Exercise requirements: Show every line that has the string "subtitle" in it.

Items from a data source:
--------
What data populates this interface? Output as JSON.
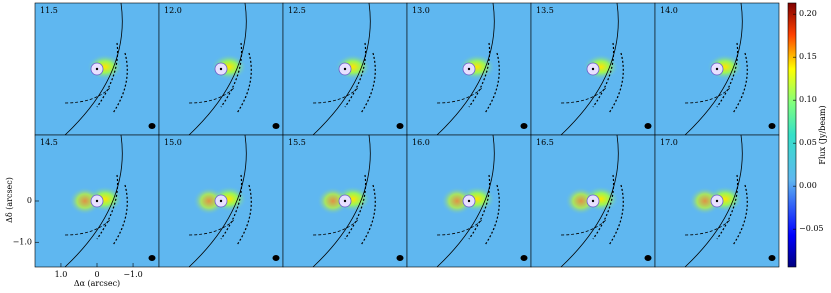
{
  "chart_data": {
    "type": "channel-map",
    "panels": [
      "11.5",
      "12.0",
      "12.5",
      "13.0",
      "13.5",
      "14.0",
      "14.5",
      "15.0",
      "15.5",
      "16.0",
      "16.5",
      "17.0"
    ],
    "xlabel": "Δα (arcsec)",
    "ylabel": "Δδ (arcsec)",
    "xlim": [
      1.72,
      -1.72
    ],
    "xticks": [
      {
        "value": 1.0,
        "label": "1.0"
      },
      0,
      {
        "value": -1.0,
        "label": "−1.0"
      }
    ],
    "ylim": [
      -1.6,
      1.6
    ],
    "yticks": [
      0,
      {
        "value": -1.0,
        "label": "−1.0"
      }
    ],
    "colorbar": {
      "label": "Flux (Jy/beam)",
      "lim": [
        -0.094,
        0.213
      ],
      "ticks": [
        {
          "value": -0.05,
          "label": "−0.05"
        },
        {
          "value": 0.0,
          "label": "0.00"
        },
        {
          "value": 0.05,
          "label": "0.05"
        },
        {
          "value": 0.1,
          "label": "0.10"
        },
        {
          "value": 0.15,
          "label": "0.15"
        },
        {
          "value": 0.2,
          "label": "0.20"
        }
      ]
    }
  }
}
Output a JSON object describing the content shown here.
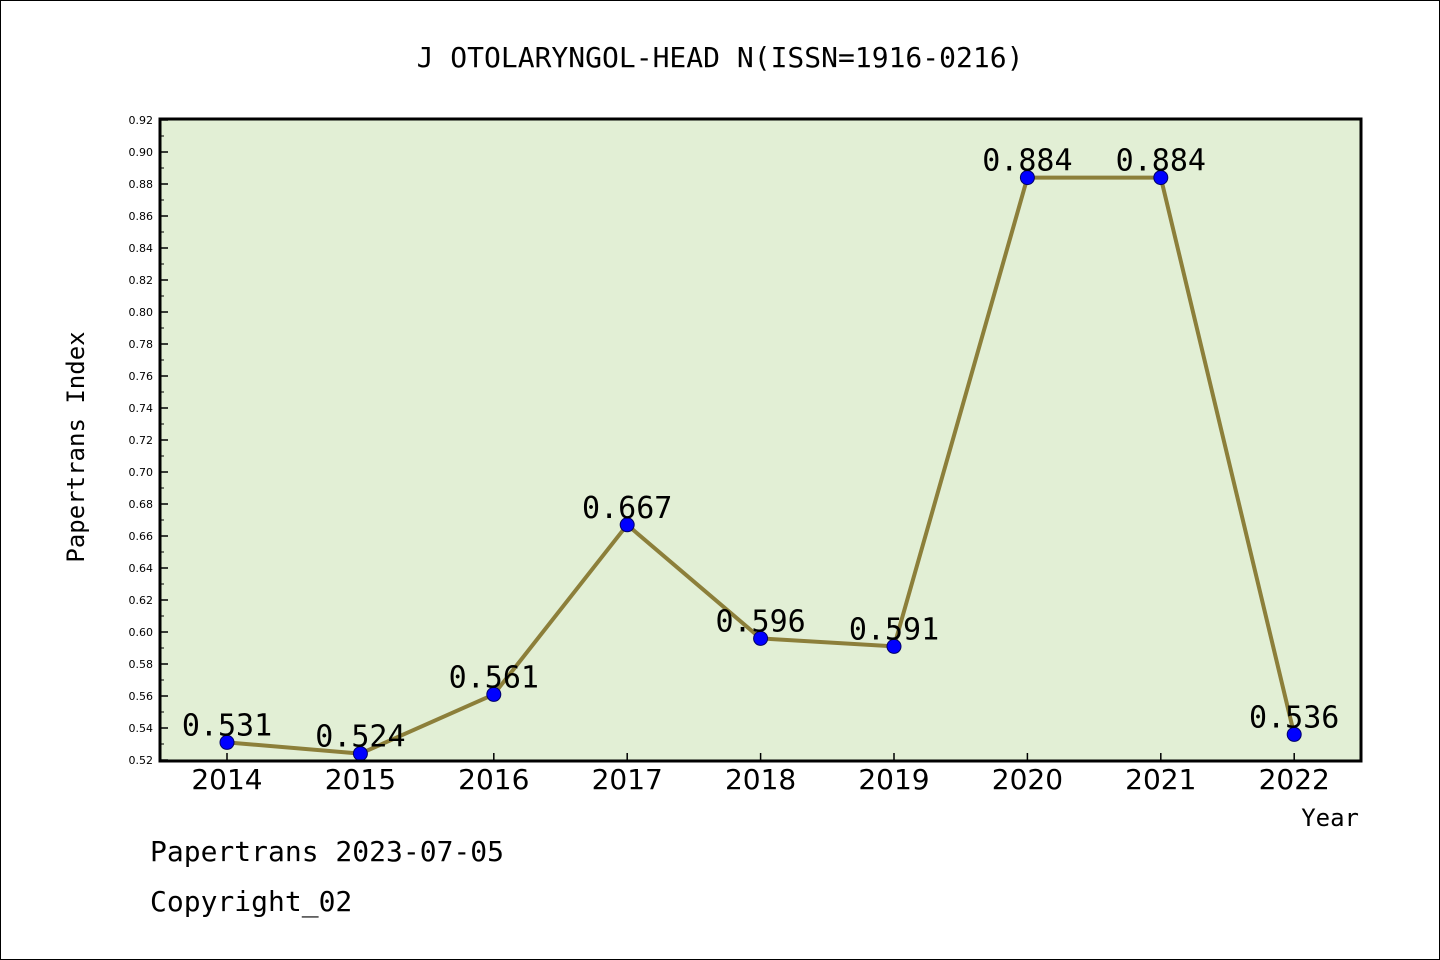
{
  "chart_data": {
    "type": "line",
    "title": "J OTOLARYNGOL-HEAD N(ISSN=1916-0216)",
    "xlabel": "Year",
    "ylabel": "Papertrans Index",
    "x": [
      "2014",
      "2015",
      "2016",
      "2017",
      "2018",
      "2019",
      "2020",
      "2021",
      "2022"
    ],
    "values": [
      0.531,
      0.524,
      0.561,
      0.667,
      0.596,
      0.591,
      0.884,
      0.884,
      0.536
    ],
    "data_labels": [
      "0.531",
      "0.524",
      "0.561",
      "0.667",
      "0.596",
      "0.591",
      "0.884",
      "0.884",
      "0.536"
    ],
    "y_ticks": [
      "0.52",
      "0.54",
      "0.56",
      "0.58",
      "0.60",
      "0.62",
      "0.64",
      "0.66",
      "0.68",
      "0.70",
      "0.72",
      "0.74",
      "0.76",
      "0.78",
      "0.80",
      "0.82",
      "0.84",
      "0.86",
      "0.88",
      "0.90",
      "0.92"
    ],
    "ylim": [
      0.52,
      0.92
    ],
    "grid": false,
    "colors": {
      "plot_background": "#e2efd5",
      "line": "#8c7f3a",
      "marker": "#0000ff"
    }
  },
  "footer": {
    "date_text": "Papertrans 2023-07-05",
    "copyright_text": "Copyright_02"
  }
}
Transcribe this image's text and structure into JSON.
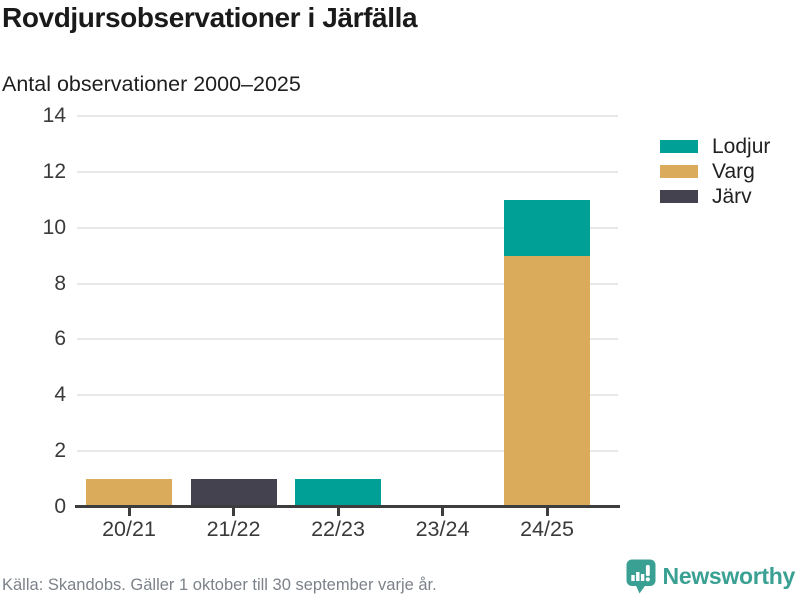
{
  "header": {
    "title": "Rovdjursobservationer i Järfälla",
    "subtitle": "Antal observationer 2000–2025"
  },
  "chart_data": {
    "type": "bar",
    "stacked": true,
    "title": "Rovdjursobservationer i Järfälla",
    "subtitle": "Antal observationer 2000–2025",
    "categories": [
      "20/21",
      "21/22",
      "22/23",
      "23/24",
      "24/25"
    ],
    "series": [
      {
        "name": "Lodjur",
        "color": "#00a096",
        "values": [
          0,
          0,
          1,
          0,
          2
        ]
      },
      {
        "name": "Varg",
        "color": "#d9ab5a",
        "values": [
          1,
          0,
          0,
          0,
          9
        ]
      },
      {
        "name": "Järv",
        "color": "#454250",
        "values": [
          0,
          1,
          0,
          0,
          0
        ]
      }
    ],
    "stack_order": [
      "Varg",
      "Järv",
      "Lodjur"
    ],
    "totals": [
      1,
      1,
      1,
      0,
      11
    ],
    "xlabel": "",
    "ylabel": "",
    "ylim": [
      0,
      14
    ],
    "yticks": [
      0,
      2,
      4,
      6,
      8,
      10,
      12,
      14
    ],
    "grid": "horizontal",
    "legend_position": "right"
  },
  "footer": {
    "source": "Källa: Skandobs. Gäller 1 oktober till 30 september varje år.",
    "brand": "Newsworthy"
  },
  "colors": {
    "lodjur_teal": "#00a096",
    "varg_gold": "#d9ab5a",
    "jarv_slate": "#454250",
    "brand_teal": "#3aa093",
    "axis": "#3d3d3d",
    "grid": "#e8e8e8",
    "text_dark": "#1a1a1a",
    "text_tick": "#3a3a3a",
    "text_muted": "#7c828a"
  }
}
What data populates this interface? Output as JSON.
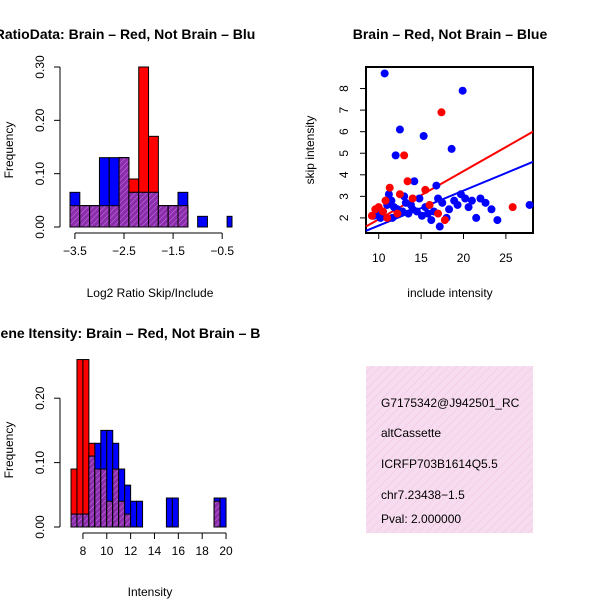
{
  "chart_data": [
    {
      "type": "bar",
      "title": "RatioData: Brain – Red, Not Brain – Blu",
      "xlabel": "Log2 Ratio Skip/Include",
      "ylabel": "Frequency",
      "xlim": [
        -3.6,
        -0.3
      ],
      "ylim": [
        0,
        0.3
      ],
      "xticks": [
        -3.5,
        -2.5,
        -1.5,
        -0.5
      ],
      "xtick_labels": [
        "−3.5",
        "−2.5",
        "−1.5",
        "−0.5"
      ],
      "yticks": [
        0.0,
        0.1,
        0.2,
        0.3
      ],
      "ytick_labels": [
        "0.00",
        "0.10",
        "0.20",
        "0.30"
      ],
      "bin_edges": [
        -3.6,
        -3.4,
        -3.2,
        -3.0,
        -2.8,
        -2.6,
        -2.4,
        -2.2,
        -2.0,
        -1.8,
        -1.6,
        -1.4,
        -1.2,
        -1.0,
        -0.8,
        -0.6,
        -0.4,
        -0.3
      ],
      "series": [
        {
          "name": "Brain",
          "color": "#ff0000",
          "values": [
            0.04,
            0.04,
            0.04,
            0.04,
            0.04,
            0.13,
            0.09,
            0.3,
            0.17,
            0.04,
            0.04,
            0.04,
            0.0,
            0.0,
            0.0,
            0.0,
            0.0
          ]
        },
        {
          "name": "Not Brain",
          "color": "#0000ff",
          "values": [
            0.065,
            0.04,
            0.04,
            0.13,
            0.13,
            0.13,
            0.065,
            0.065,
            0.065,
            0.04,
            0.04,
            0.065,
            0.0,
            0.02,
            0.0,
            0.0,
            0.02
          ]
        }
      ]
    },
    {
      "type": "scatter",
      "title": "Brain – Red, Not Brain – Blue",
      "xlabel": "include intensity",
      "ylabel": "skip intensity",
      "xlim": [
        8.5,
        28.2
      ],
      "ylim": [
        1.3,
        9.0
      ],
      "xticks": [
        10,
        15,
        20,
        25
      ],
      "yticks": [
        2,
        3,
        4,
        5,
        6,
        7,
        8
      ],
      "series": [
        {
          "name": "Brain",
          "color": "#ff0000",
          "points": [
            [
              9.2,
              2.1
            ],
            [
              9.6,
              2.4
            ],
            [
              10.0,
              2.5
            ],
            [
              10.5,
              2.3
            ],
            [
              11.0,
              2.0
            ],
            [
              11.3,
              3.4
            ],
            [
              12.2,
              2.2
            ],
            [
              12.5,
              3.1
            ],
            [
              13.0,
              4.9
            ],
            [
              13.4,
              3.7
            ],
            [
              14.0,
              2.9
            ],
            [
              15.5,
              3.3
            ],
            [
              16.0,
              2.6
            ],
            [
              17.0,
              2.2
            ],
            [
              17.4,
              6.9
            ],
            [
              17.8,
              1.9
            ],
            [
              25.8,
              2.5
            ],
            [
              10.8,
              2.8
            ]
          ],
          "fit": {
            "x1": 8.5,
            "y1": 1.6,
            "x2": 28.2,
            "y2": 6.0
          }
        },
        {
          "name": "Not Brain",
          "color": "#0000ff",
          "points": [
            [
              9.4,
              2.1
            ],
            [
              9.8,
              2.2
            ],
            [
              10.2,
              2.0
            ],
            [
              10.5,
              2.3
            ],
            [
              10.7,
              8.7
            ],
            [
              11.0,
              2.6
            ],
            [
              11.2,
              3.1
            ],
            [
              11.5,
              2.8
            ],
            [
              11.8,
              2.5
            ],
            [
              12.0,
              4.9
            ],
            [
              12.2,
              2.4
            ],
            [
              12.5,
              6.1
            ],
            [
              12.8,
              2.3
            ],
            [
              13.2,
              2.7
            ],
            [
              13.5,
              2.2
            ],
            [
              13.8,
              2.6
            ],
            [
              14.0,
              2.4
            ],
            [
              14.2,
              3.7
            ],
            [
              14.5,
              2.3
            ],
            [
              14.8,
              2.9
            ],
            [
              15.1,
              2.1
            ],
            [
              15.3,
              5.8
            ],
            [
              15.5,
              2.5
            ],
            [
              15.8,
              2.2
            ],
            [
              16.2,
              1.9
            ],
            [
              16.5,
              2.3
            ],
            [
              16.8,
              3.5
            ],
            [
              17.2,
              1.6
            ],
            [
              17.5,
              2.7
            ],
            [
              18.0,
              2.0
            ],
            [
              18.3,
              2.4
            ],
            [
              18.6,
              5.2
            ],
            [
              18.9,
              2.8
            ],
            [
              19.3,
              2.6
            ],
            [
              19.7,
              3.1
            ],
            [
              19.9,
              7.9
            ],
            [
              20.2,
              2.9
            ],
            [
              20.6,
              2.5
            ],
            [
              21.0,
              2.8
            ],
            [
              21.5,
              2.0
            ],
            [
              22.0,
              2.9
            ],
            [
              22.6,
              2.7
            ],
            [
              23.3,
              2.4
            ],
            [
              27.8,
              2.6
            ],
            [
              24.0,
              1.9
            ],
            [
              17.0,
              2.9
            ],
            [
              13.0,
              3.0
            ],
            [
              11.6,
              2.0
            ]
          ],
          "fit": {
            "x1": 8.5,
            "y1": 1.4,
            "x2": 28.2,
            "y2": 4.6
          }
        }
      ]
    },
    {
      "type": "bar",
      "title": "Gene Itensity: Brain – Red, Not Brain – B",
      "xlabel": "Intensity",
      "ylabel": "Frequency",
      "xlim": [
        7.0,
        20.5
      ],
      "ylim": [
        0,
        0.25
      ],
      "xticks": [
        8,
        10,
        12,
        14,
        16,
        18,
        20
      ],
      "xtick_labels": [
        "8",
        "10",
        "12",
        "14",
        "16",
        "18",
        "20"
      ],
      "yticks": [
        0.0,
        0.1,
        0.2
      ],
      "ytick_labels": [
        "0.00",
        "0.10",
        "0.20"
      ],
      "bin_edges": [
        7.0,
        7.5,
        8.0,
        8.5,
        9.0,
        9.5,
        10.0,
        10.5,
        11.0,
        11.5,
        12.0,
        12.5,
        13.0,
        13.5,
        14.0,
        14.5,
        15.0,
        15.5,
        16.0,
        16.5,
        17.0,
        17.5,
        18.0,
        18.5,
        19.0,
        19.5,
        20.0,
        20.5
      ],
      "series": [
        {
          "name": "Brain",
          "color": "#ff0000",
          "values": [
            0.09,
            0.26,
            0.26,
            0.13,
            0.09,
            0.09,
            0.04,
            0.09,
            0.04,
            0.02,
            0.0,
            0.0,
            0.0,
            0.0,
            0.0,
            0.0,
            0.0,
            0.0,
            0.0,
            0.0,
            0.0,
            0.0,
            0.0,
            0.0,
            0.04,
            0.0,
            0.0
          ]
        },
        {
          "name": "Not Brain",
          "color": "#0000ff",
          "values": [
            0.02,
            0.02,
            0.02,
            0.11,
            0.13,
            0.15,
            0.15,
            0.13,
            0.09,
            0.065,
            0.04,
            0.04,
            0.0,
            0.0,
            0.0,
            0.0,
            0.045,
            0.045,
            0.0,
            0.0,
            0.0,
            0.0,
            0.0,
            0.0,
            0.045,
            0.045,
            0.0
          ]
        }
      ]
    }
  ],
  "info_panel": {
    "lines": [
      "G7175342@J942501_RC",
      "altCassette",
      "ICRFP703B1614Q5.5",
      "chr7.23438−1.5"
    ],
    "pval": "Pval: 2.000000",
    "pval_color": "#a01010",
    "background": "#f7dcef"
  }
}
--------
Solution to this exercise:
    "subtitle": "Antal observationer 2000–2025"
    "subtitle": "Antal observationer 2000–2025",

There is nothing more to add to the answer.